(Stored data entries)
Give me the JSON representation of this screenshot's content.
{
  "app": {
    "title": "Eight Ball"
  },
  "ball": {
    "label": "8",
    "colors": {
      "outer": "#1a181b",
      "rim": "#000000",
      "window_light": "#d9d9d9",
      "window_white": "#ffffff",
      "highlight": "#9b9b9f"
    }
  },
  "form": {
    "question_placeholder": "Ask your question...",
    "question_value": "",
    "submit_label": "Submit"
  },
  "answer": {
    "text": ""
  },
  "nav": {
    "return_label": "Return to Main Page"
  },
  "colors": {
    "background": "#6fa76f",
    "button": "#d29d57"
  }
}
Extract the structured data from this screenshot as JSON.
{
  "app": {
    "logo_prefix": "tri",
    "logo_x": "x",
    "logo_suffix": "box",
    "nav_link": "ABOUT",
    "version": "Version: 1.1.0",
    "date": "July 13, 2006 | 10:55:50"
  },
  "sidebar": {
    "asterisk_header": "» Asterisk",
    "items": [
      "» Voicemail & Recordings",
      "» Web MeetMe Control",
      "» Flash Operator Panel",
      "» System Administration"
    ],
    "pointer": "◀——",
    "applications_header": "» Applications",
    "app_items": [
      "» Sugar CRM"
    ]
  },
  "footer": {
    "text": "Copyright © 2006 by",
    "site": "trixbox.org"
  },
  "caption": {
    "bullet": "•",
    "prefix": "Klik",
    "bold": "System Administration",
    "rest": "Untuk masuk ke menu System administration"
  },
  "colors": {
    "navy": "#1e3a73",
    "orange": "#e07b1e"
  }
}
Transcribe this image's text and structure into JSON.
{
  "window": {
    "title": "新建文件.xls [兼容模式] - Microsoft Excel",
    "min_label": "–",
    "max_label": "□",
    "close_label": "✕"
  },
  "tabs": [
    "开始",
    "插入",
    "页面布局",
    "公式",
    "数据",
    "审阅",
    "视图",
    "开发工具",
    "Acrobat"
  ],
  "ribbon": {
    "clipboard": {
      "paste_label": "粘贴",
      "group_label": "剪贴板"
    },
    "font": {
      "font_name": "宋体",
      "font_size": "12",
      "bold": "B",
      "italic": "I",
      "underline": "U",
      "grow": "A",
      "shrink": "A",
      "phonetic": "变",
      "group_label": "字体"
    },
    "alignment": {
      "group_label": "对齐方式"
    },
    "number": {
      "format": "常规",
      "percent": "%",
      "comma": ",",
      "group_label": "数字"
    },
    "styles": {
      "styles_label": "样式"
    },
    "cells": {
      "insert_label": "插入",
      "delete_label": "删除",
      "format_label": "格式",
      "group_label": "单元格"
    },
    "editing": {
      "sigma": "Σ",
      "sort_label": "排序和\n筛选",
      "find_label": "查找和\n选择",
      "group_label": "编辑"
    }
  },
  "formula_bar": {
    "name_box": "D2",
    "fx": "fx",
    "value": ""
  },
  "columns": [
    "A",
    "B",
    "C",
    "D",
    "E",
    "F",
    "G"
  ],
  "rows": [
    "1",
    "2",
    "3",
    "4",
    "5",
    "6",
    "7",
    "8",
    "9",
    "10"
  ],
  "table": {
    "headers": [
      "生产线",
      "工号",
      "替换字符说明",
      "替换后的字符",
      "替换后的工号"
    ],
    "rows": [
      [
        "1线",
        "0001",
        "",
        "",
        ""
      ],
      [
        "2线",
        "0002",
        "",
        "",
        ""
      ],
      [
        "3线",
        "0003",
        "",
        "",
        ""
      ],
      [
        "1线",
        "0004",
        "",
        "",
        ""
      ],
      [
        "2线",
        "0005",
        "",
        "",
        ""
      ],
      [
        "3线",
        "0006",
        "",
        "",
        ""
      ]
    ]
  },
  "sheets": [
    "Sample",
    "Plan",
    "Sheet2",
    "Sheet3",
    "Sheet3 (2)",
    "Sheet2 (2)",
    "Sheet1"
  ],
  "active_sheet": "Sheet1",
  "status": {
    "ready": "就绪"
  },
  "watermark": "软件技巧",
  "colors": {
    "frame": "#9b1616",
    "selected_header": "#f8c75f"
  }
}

Objective:
All of the entries should be written out again exactly.

Solved problem:
Give me the JSON representation of this screenshot's content.
{
  "app": {
    "title": "Eight Ball"
  },
  "ball": {
    "label": "8",
    "colors": {
      "outer": "#1a181b",
      "rim": "#000000",
      "window_light": "#d9d9d9",
      "window_white": "#ffffff",
      "highlight": "#9b9b9f"
    }
  },
  "form": {
    "question_placeholder": "Ask your question...",
    "question_value": "",
    "submit_label": "Submit"
  },
  "answer": {
    "text": ""
  },
  "nav": {
    "return_label": "Return to Main Page"
  },
  "colors": {
    "background": "#6fa76f",
    "button": "#d29d57"
  }
}
Extract the structured data from this screenshot as JSON.
{
  "app": {
    "logo_prefix": "tri",
    "logo_x": "x",
    "logo_suffix": "box",
    "nav_link": "ABOUT",
    "version": "Version: 1.1.0",
    "date": "July 13, 2006 | 10:55:50"
  },
  "sidebar": {
    "asterisk_header": "» Asterisk",
    "items": [
      "» Voicemail & Recordings",
      "» Web MeetMe Control",
      "» Flash Operator Panel",
      "» System Administration"
    ],
    "pointer": "◀——",
    "applications_header": "» Applications",
    "app_items": [
      "» Sugar CRM"
    ]
  },
  "footer": {
    "text": "Copyright © 2006 by",
    "site": "trixbox.org"
  },
  "caption": {
    "bullet": "•",
    "prefix": "Klik",
    "bold": "System Administration",
    "rest": "Untuk masuk ke menu System administration"
  },
  "colors": {
    "navy": "#1e3a73",
    "orange": "#e07b1e"
  }
}
Transcribe this image's text and structure into JSON.
{
  "window": {
    "title": "新建文件.xls [兼容模式] - Microsoft Excel",
    "min_label": "–",
    "max_label": "□",
    "close_label": "✕"
  },
  "tabs": [
    "开始",
    "插入",
    "页面布局",
    "公式",
    "数据",
    "审阅",
    "视图",
    "开发工具",
    "Acrobat"
  ],
  "ribbon": {
    "clipboard": {
      "paste_label": "粘贴",
      "group_label": "剪贴板"
    },
    "font": {
      "font_name": "宋体",
      "font_size": "12",
      "bold": "B",
      "italic": "I",
      "underline": "U",
      "grow": "A",
      "shrink": "A",
      "phonetic": "变",
      "group_label": "字体"
    },
    "alignment": {
      "group_label": "对齐方式"
    },
    "number": {
      "format": "常规",
      "percent": "%",
      "comma": ",",
      "group_label": "数字"
    },
    "styles": {
      "styles_label": "样式"
    },
    "cells": {
      "insert_label": "插入",
      "delete_label": "删除",
      "format_label": "格式",
      "group_label": "单元格"
    },
    "editing": {
      "sigma": "Σ",
      "sort_label": "排序和\n筛选",
      "find_label": "查找和\n选择",
      "group_label": "编辑"
    }
  },
  "formula_bar": {
    "name_box": "D2",
    "fx": "fx",
    "value": ""
  },
  "columns": [
    "A",
    "B",
    "C",
    "D",
    "E",
    "F",
    "G"
  ],
  "rows": [
    "1",
    "2",
    "3",
    "4",
    "5",
    "6",
    "7",
    "8",
    "9",
    "10"
  ],
  "table": {
    "headers": [
      "生产线",
      "工号",
      "替换字符说明",
      "替换后的字符",
      "替换后的工号"
    ],
    "rows": [
      [
        "1线",
        "0001",
        "",
        "",
        ""
      ],
      [
        "2线",
        "0002",
        "",
        "",
        ""
      ],
      [
        "3线",
        "0003",
        "",
        "",
        ""
      ],
      [
        "1线",
        "0004",
        "",
        "",
        ""
      ],
      [
        "2线",
        "0005",
        "",
        "",
        ""
      ],
      [
        "3线",
        "0006",
        "",
        "",
        ""
      ]
    ]
  },
  "sheets": [
    "Sample",
    "Plan",
    "Sheet2",
    "Sheet3",
    "Sheet3 (2)",
    "Sheet2 (2)",
    "Sheet1"
  ],
  "active_sheet": "Sheet1",
  "status": {
    "ready": "就绪"
  },
  "watermark": "软件技巧",
  "colors": {
    "frame": "#9b1616",
    "selected_header": "#f8c75f"
  }
}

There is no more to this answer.